● **GIVEN PASSAGE**:
# tape to block shellac finish?



## JesseTutt (Aug 15, 2012)

I am working on finishing a couple of projects using shellac. I need to mask off certain areas to prevent the shellac from penetrating that area. In some places I brush the shellac on and in another I apply shellac with a rag. Specifically I need to mask a 3/4" circle on a flat piece of cedar. I will later glue something to the masked area.

I have tried blue painter's tape and round white dots I purchased from the big box office supply store. Both had the shellac flow right under the tape / dot. In fact the shellac seemed to release the glue on the dots.

Will you suggest something that I can use to mask an area to prevent shellac from affecting that area.


----------



## RussellAP (Feb 21, 2012)

Shellac penetrates so protecting the surface of a soft wood like cedar is not possible. It will bleed under the tape. 
I wouldn't worry about the area you plan to glue, you can glue over dewaxed shellac. You can spot sand the area to be glued afterward if you are afraid it wont hold.


----------



## Cosmicsniper (Oct 2, 2009)

● **DATASET EXCERPTS**:
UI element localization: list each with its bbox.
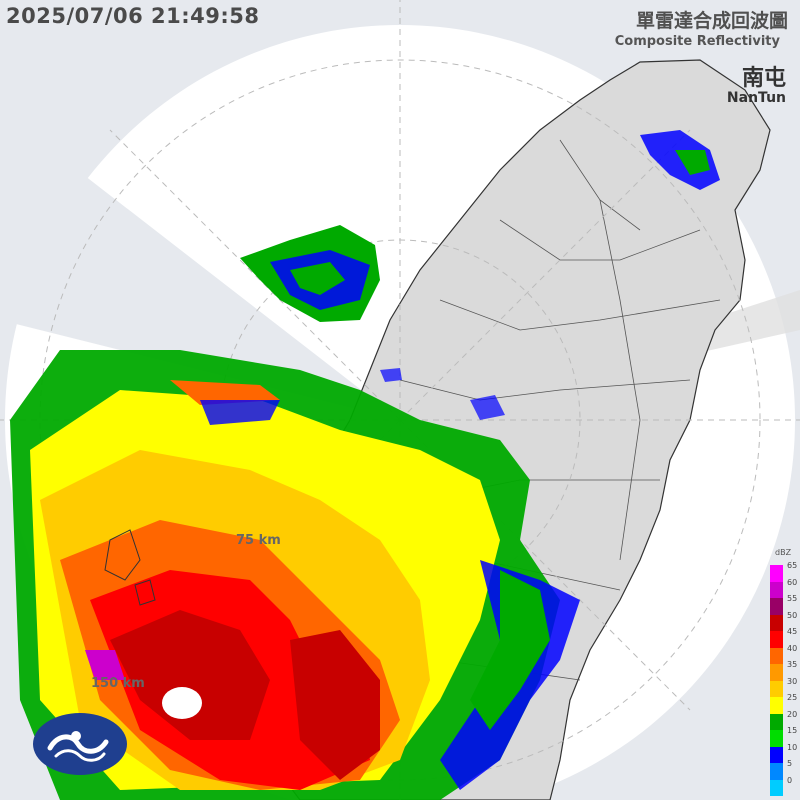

---

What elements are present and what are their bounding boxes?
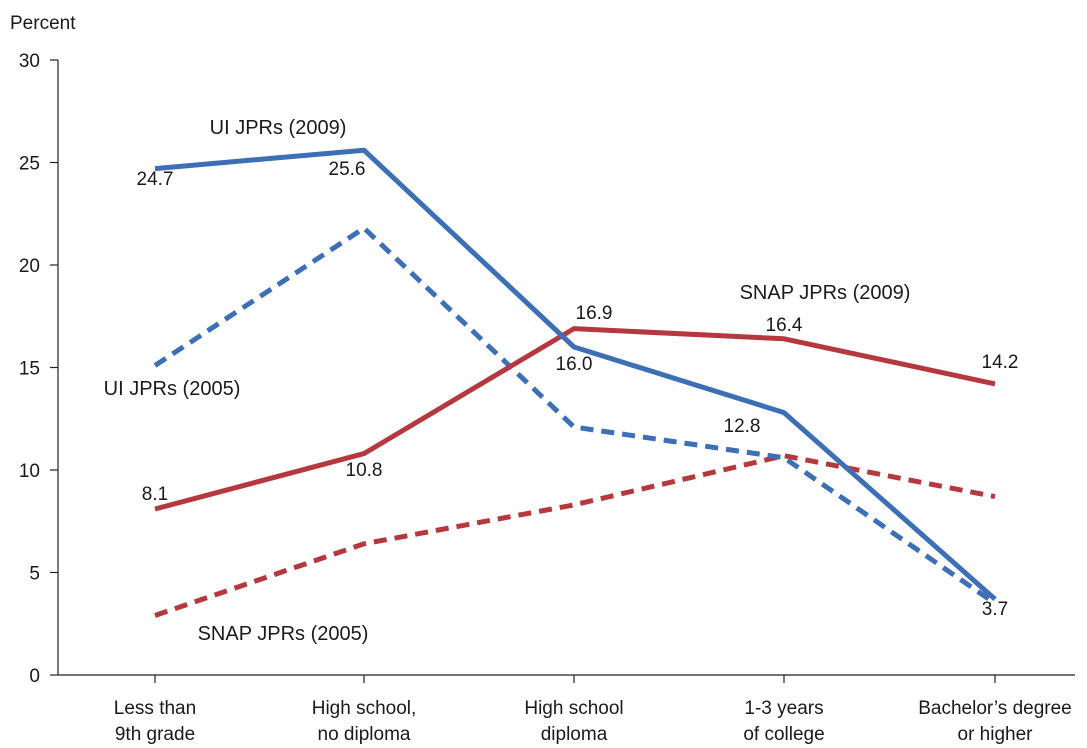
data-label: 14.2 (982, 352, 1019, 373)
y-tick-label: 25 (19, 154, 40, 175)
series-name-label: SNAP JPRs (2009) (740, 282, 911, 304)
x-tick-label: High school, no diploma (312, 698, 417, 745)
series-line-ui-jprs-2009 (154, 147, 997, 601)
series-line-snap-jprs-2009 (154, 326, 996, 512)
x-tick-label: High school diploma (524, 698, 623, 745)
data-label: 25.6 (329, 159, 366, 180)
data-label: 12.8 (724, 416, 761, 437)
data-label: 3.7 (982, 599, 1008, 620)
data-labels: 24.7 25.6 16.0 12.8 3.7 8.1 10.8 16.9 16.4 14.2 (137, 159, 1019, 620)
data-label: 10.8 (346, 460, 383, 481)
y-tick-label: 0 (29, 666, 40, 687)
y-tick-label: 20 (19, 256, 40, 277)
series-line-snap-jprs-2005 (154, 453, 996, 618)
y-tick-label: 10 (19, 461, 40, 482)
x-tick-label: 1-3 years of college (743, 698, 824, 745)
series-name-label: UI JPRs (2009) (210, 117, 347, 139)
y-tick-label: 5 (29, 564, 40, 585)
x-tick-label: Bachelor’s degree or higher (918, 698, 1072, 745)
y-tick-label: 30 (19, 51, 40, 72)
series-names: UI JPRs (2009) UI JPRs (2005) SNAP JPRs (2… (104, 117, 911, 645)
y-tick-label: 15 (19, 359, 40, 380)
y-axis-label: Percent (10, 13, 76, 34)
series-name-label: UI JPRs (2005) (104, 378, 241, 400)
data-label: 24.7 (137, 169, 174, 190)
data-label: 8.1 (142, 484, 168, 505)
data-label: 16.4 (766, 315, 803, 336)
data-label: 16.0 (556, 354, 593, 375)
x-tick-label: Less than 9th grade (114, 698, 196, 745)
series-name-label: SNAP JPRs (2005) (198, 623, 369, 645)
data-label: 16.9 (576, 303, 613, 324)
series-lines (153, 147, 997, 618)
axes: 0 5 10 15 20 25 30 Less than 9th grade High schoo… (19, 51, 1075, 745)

● **YOUR TASKS**:
**1.** List every username that heads a post in the thread about taping to block a shellac finish.
**2.** Extend the forum thread on masking a shellac finish, picking up from its final line.

● **ANSWERS TO THE EXERCISE**:
**1.**
JesseTutt
RussellAP
Cosmicsniper

**2.**
When building a guitar, a luthier will often shellac the rosette/binding channel before gluing in the inlay. This is to keep the glue from discoloring the surrounding soft, white soundboard. Whereas its not structural with a guitar inlay, it still sticks. Though you would ideally prefer raw wood for any gluing application, you shouldn't have to worry if a little creeps under the tape in your application.


----------



## JesseTutt (Aug 15, 2012)

One of the applications requires gluing two pieces together. The way the pieces fit together it is hard to get in there and scrape the drying glue squeeze out off or to remove dried squeeze out. I was hoping that by masking the two pieces, shellacking them, and then gluing the pieces together the glue will not stick. It sounds like tightbound glue will stick to shellac. Do I understand this correctly?


----------



## Wdwerker (Apr 14, 2012)

They make a green masking tape for automotive masking. It resists strong solvents. Not sure if the alcohol in shellac will affect it.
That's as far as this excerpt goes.